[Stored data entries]
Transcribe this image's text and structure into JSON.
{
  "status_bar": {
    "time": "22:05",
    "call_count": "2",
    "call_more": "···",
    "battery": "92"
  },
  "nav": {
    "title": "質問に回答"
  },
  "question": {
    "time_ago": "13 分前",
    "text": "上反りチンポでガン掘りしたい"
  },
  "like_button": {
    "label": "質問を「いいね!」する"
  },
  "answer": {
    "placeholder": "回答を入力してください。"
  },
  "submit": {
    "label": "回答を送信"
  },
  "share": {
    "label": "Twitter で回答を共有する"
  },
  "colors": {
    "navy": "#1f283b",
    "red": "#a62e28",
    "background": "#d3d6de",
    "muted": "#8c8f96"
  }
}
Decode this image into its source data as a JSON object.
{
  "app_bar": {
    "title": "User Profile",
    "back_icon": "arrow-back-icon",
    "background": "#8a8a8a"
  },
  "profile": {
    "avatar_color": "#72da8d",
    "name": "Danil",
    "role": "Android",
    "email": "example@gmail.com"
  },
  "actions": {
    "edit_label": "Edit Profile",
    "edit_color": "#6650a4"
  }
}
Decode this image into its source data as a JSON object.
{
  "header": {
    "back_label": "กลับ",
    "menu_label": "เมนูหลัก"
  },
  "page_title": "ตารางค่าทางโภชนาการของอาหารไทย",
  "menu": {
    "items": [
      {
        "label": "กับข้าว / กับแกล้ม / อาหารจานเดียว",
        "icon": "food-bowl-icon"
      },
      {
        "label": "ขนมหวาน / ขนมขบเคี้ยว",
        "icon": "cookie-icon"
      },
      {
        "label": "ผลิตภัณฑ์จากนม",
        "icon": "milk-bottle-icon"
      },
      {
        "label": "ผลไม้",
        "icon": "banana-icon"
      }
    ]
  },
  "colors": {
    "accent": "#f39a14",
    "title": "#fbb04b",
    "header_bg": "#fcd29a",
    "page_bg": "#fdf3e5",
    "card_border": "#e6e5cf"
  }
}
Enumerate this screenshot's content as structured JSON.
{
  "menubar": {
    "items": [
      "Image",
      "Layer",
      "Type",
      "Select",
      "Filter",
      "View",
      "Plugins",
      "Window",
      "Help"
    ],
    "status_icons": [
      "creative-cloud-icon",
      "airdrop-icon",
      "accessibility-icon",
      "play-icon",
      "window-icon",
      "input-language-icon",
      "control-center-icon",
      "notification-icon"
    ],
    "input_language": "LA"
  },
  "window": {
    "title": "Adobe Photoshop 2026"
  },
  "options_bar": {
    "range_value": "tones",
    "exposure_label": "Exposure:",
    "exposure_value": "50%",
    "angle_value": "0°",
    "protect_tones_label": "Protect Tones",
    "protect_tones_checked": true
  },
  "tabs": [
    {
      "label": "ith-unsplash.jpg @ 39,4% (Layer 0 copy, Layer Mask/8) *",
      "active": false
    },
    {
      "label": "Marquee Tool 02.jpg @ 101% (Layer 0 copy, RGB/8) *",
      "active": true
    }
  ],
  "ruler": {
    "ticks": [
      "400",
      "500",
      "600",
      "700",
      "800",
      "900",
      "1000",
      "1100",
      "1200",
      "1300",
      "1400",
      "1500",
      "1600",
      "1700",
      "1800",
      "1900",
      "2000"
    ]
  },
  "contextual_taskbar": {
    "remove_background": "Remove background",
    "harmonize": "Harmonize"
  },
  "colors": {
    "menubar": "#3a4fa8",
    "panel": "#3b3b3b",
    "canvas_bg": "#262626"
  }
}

WHAT YOU WILL DO: Write the entries again, exactly as they stand.

WORKED SOLUTION:
Transcribe this image's text and structure into JSON.
{
  "status_bar": {
    "time": "22:05",
    "call_count": "2",
    "call_more": "···",
    "battery": "92"
  },
  "nav": {
    "title": "質問に回答"
  },
  "question": {
    "time_ago": "13 分前",
    "text": "上反りチンポでガン掘りしたい"
  },
  "like_button": {
    "label": "質問を「いいね!」する"
  },
  "answer": {
    "placeholder": "回答を入力してください。"
  },
  "submit": {
    "label": "回答を送信"
  },
  "share": {
    "label": "Twitter で回答を共有する"
  },
  "colors": {
    "navy": "#1f283b",
    "red": "#a62e28",
    "background": "#d3d6de",
    "muted": "#8c8f96"
  }
}
Decode this image into its source data as a JSON object.
{
  "app_bar": {
    "title": "User Profile",
    "back_icon": "arrow-back-icon",
    "background": "#8a8a8a"
  },
  "profile": {
    "avatar_color": "#72da8d",
    "name": "Danil",
    "role": "Android",
    "email": "example@gmail.com"
  },
  "actions": {
    "edit_label": "Edit Profile",
    "edit_color": "#6650a4"
  }
}
Decode this image into its source data as a JSON object.
{
  "header": {
    "back_label": "กลับ",
    "menu_label": "เมนูหลัก"
  },
  "page_title": "ตารางค่าทางโภชนาการของอาหารไทย",
  "menu": {
    "items": [
      {
        "label": "กับข้าว / กับแกล้ม / อาหารจานเดียว",
        "icon": "food-bowl-icon"
      },
      {
        "label": "ขนมหวาน / ขนมขบเคี้ยว",
        "icon": "cookie-icon"
      },
      {
        "label": "ผลิตภัณฑ์จากนม",
        "icon": "milk-bottle-icon"
      },
      {
        "label": "ผลไม้",
        "icon": "banana-icon"
      }
    ]
  },
  "colors": {
    "accent": "#f39a14",
    "title": "#fbb04b",
    "header_bg": "#fcd29a",
    "page_bg": "#fdf3e5",
    "card_border": "#e6e5cf"
  }
}
Enumerate this screenshot's content as structured JSON.
{
  "menubar": {
    "items": [
      "Image",
      "Layer",
      "Type",
      "Select",
      "Filter",
      "View",
      "Plugins",
      "Window",
      "Help"
    ],
    "status_icons": [
      "creative-cloud-icon",
      "airdrop-icon",
      "accessibility-icon",
      "play-icon",
      "window-icon",
      "input-language-icon",
      "control-center-icon",
      "notification-icon"
    ],
    "input_language": "LA"
  },
  "window": {
    "title": "Adobe Photoshop 2026"
  },
  "options_bar": {
    "range_value": "tones",
    "exposure_label": "Exposure:",
    "exposure_value": "50%",
    "angle_value": "0°",
    "protect_tones_label": "Protect Tones",
    "protect_tones_checked": true
  },
  "tabs": [
    {
      "label": "ith-unsplash.jpg @ 39,4% (Layer 0 copy, Layer Mask/8) *",
      "active": false
    },
    {
      "label": "Marquee Tool 02.jpg @ 101% (Layer 0 copy, RGB/8) *",
      "active": true
    }
  ],
  "ruler": {
    "ticks": [
      "400",
      "500",
      "600",
      "700",
      "800",
      "900",
      "1000",
      "1100",
      "1200",
      "1300",
      "1400",
      "1500",
      "1600",
      "1700",
      "1800",
      "1900",
      "2000"
    ]
  },
  "contextual_taskbar": {
    "remove_background": "Remove background",
    "harmonize": "Harmonize"
  },
  "colors": {
    "menubar": "#3a4fa8",
    "panel": "#3b3b3b",
    "canvas_bg": "#262626"
  }
}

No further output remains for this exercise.